**Problem to solve**:
Reproduce the listing without any changes, starting with its first line and going on through the line with "309, 846, 323]".

>> Start Provided records

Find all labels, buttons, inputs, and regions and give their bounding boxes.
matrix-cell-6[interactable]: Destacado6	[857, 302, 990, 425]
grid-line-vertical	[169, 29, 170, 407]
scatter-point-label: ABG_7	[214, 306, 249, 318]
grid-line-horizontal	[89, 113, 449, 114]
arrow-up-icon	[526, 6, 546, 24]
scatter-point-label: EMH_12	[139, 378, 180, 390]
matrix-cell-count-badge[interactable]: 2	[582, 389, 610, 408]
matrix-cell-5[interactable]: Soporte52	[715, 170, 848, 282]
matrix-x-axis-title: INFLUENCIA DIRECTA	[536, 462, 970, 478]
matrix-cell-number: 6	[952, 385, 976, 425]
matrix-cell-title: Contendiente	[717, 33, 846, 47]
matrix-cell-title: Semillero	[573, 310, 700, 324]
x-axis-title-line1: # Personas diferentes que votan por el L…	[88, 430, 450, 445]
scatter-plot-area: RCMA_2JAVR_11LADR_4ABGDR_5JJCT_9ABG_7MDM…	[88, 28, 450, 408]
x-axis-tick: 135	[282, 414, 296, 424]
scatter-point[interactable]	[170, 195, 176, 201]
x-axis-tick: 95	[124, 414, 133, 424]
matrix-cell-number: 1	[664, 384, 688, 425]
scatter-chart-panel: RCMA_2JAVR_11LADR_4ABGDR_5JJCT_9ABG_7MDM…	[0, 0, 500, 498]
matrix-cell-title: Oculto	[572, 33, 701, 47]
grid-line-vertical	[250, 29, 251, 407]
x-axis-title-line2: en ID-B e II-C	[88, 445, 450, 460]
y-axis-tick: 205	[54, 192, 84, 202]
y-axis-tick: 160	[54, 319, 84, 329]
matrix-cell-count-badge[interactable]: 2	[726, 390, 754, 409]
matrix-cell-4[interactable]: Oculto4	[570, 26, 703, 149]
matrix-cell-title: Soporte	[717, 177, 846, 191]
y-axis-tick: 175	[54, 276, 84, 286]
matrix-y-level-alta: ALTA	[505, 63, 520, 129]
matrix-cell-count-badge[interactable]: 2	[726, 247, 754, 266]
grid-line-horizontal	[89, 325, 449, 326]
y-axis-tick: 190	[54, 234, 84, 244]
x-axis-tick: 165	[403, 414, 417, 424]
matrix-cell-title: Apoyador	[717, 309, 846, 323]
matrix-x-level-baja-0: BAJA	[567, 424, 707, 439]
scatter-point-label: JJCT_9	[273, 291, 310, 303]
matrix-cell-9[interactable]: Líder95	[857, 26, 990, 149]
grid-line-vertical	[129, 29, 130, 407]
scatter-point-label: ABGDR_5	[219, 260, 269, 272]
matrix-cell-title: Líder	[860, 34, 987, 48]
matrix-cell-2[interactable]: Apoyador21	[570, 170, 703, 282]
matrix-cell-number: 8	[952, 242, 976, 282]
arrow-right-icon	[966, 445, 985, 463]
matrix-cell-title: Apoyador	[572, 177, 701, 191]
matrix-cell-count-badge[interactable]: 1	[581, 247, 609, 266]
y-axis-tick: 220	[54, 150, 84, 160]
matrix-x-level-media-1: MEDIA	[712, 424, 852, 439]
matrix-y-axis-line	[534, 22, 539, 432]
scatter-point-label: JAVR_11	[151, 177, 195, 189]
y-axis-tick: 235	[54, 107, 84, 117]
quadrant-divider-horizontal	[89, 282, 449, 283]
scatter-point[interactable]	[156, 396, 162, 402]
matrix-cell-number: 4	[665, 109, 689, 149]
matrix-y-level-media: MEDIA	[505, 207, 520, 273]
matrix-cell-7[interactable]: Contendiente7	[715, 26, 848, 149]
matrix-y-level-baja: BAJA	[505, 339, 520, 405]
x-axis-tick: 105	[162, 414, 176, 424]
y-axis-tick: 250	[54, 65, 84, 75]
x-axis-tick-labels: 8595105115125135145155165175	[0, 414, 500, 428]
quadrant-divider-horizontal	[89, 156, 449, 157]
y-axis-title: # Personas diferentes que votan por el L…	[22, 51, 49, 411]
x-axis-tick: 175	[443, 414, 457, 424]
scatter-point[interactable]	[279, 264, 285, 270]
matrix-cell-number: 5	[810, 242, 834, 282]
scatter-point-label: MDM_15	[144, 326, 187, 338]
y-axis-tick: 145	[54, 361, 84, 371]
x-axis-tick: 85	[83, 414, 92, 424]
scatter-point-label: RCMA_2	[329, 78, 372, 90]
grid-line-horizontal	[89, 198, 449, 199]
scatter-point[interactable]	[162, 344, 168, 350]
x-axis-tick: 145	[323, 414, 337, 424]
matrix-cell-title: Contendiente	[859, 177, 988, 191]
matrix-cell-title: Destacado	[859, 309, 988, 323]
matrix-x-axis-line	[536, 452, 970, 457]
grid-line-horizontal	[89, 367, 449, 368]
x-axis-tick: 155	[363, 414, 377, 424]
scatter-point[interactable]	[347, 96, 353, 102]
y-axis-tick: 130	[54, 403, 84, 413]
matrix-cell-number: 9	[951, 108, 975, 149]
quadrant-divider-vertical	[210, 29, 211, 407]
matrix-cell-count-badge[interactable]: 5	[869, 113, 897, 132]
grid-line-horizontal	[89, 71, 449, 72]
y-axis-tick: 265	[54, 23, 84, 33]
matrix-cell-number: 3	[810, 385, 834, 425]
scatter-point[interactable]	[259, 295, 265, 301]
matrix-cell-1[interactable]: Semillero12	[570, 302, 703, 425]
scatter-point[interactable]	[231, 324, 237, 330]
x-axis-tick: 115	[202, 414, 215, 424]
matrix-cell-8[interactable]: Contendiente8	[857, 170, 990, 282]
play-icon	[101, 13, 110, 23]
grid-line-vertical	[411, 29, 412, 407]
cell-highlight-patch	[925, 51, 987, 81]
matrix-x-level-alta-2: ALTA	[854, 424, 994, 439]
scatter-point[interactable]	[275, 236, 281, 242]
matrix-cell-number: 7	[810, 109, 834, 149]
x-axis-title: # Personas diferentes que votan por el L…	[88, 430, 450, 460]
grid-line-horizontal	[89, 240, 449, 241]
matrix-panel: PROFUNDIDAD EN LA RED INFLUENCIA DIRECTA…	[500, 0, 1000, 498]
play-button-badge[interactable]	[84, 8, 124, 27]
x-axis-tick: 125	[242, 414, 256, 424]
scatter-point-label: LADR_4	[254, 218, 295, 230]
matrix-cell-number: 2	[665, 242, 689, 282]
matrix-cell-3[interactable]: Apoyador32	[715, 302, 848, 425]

>> End Provided records

**The solution**:
Find all labels, buttons, inputs, and regions and give their bounding boxes.
matrix-cell-6[interactable]: Destacado6	[857, 302, 990, 425]
grid-line-vertical	[169, 29, 170, 407]
scatter-point-label: ABG_7	[214, 306, 249, 318]
grid-line-horizontal	[89, 113, 449, 114]
arrow-up-icon	[526, 6, 546, 24]
scatter-point-label: EMH_12	[139, 378, 180, 390]
matrix-cell-count-badge[interactable]: 2	[582, 389, 610, 408]
matrix-cell-5[interactable]: Soporte52	[715, 170, 848, 282]
matrix-x-axis-title: INFLUENCIA DIRECTA	[536, 462, 970, 478]
matrix-cell-number: 6	[952, 385, 976, 425]
matrix-cell-title: Contendiente	[717, 33, 846, 47]
matrix-cell-title: Semillero	[573, 310, 700, 324]
x-axis-title-line1: # Personas diferentes que votan por el L…	[88, 430, 450, 445]
scatter-plot-area: RCMA_2JAVR_11LADR_4ABGDR_5JJCT_9ABG_7MDM…	[88, 28, 450, 408]
x-axis-tick: 135	[282, 414, 296, 424]
scatter-point[interactable]	[170, 195, 176, 201]
x-axis-tick: 95	[124, 414, 133, 424]
matrix-cell-number: 1	[664, 384, 688, 425]
scatter-chart-panel: RCMA_2JAVR_11LADR_4ABGDR_5JJCT_9ABG_7MDM…	[0, 0, 500, 498]
matrix-cell-title: Oculto	[572, 33, 701, 47]
grid-line-vertical	[250, 29, 251, 407]
x-axis-title-line2: en ID-B e II-C	[88, 445, 450, 460]
y-axis-tick: 205	[54, 192, 84, 202]
y-axis-tick: 160	[54, 319, 84, 329]
matrix-cell-count-badge[interactable]: 2	[726, 390, 754, 409]
matrix-cell-4[interactable]: Oculto4	[570, 26, 703, 149]
matrix-cell-title: Soporte	[717, 177, 846, 191]
y-axis-tick: 175	[54, 276, 84, 286]
matrix-y-level-alta: ALTA	[505, 63, 520, 129]
matrix-cell-count-badge[interactable]: 2	[726, 247, 754, 266]
grid-line-horizontal	[89, 325, 449, 326]
y-axis-tick: 190	[54, 234, 84, 244]
x-axis-tick: 165	[403, 414, 417, 424]
matrix-cell-title: Apoyador	[717, 309, 846, 323]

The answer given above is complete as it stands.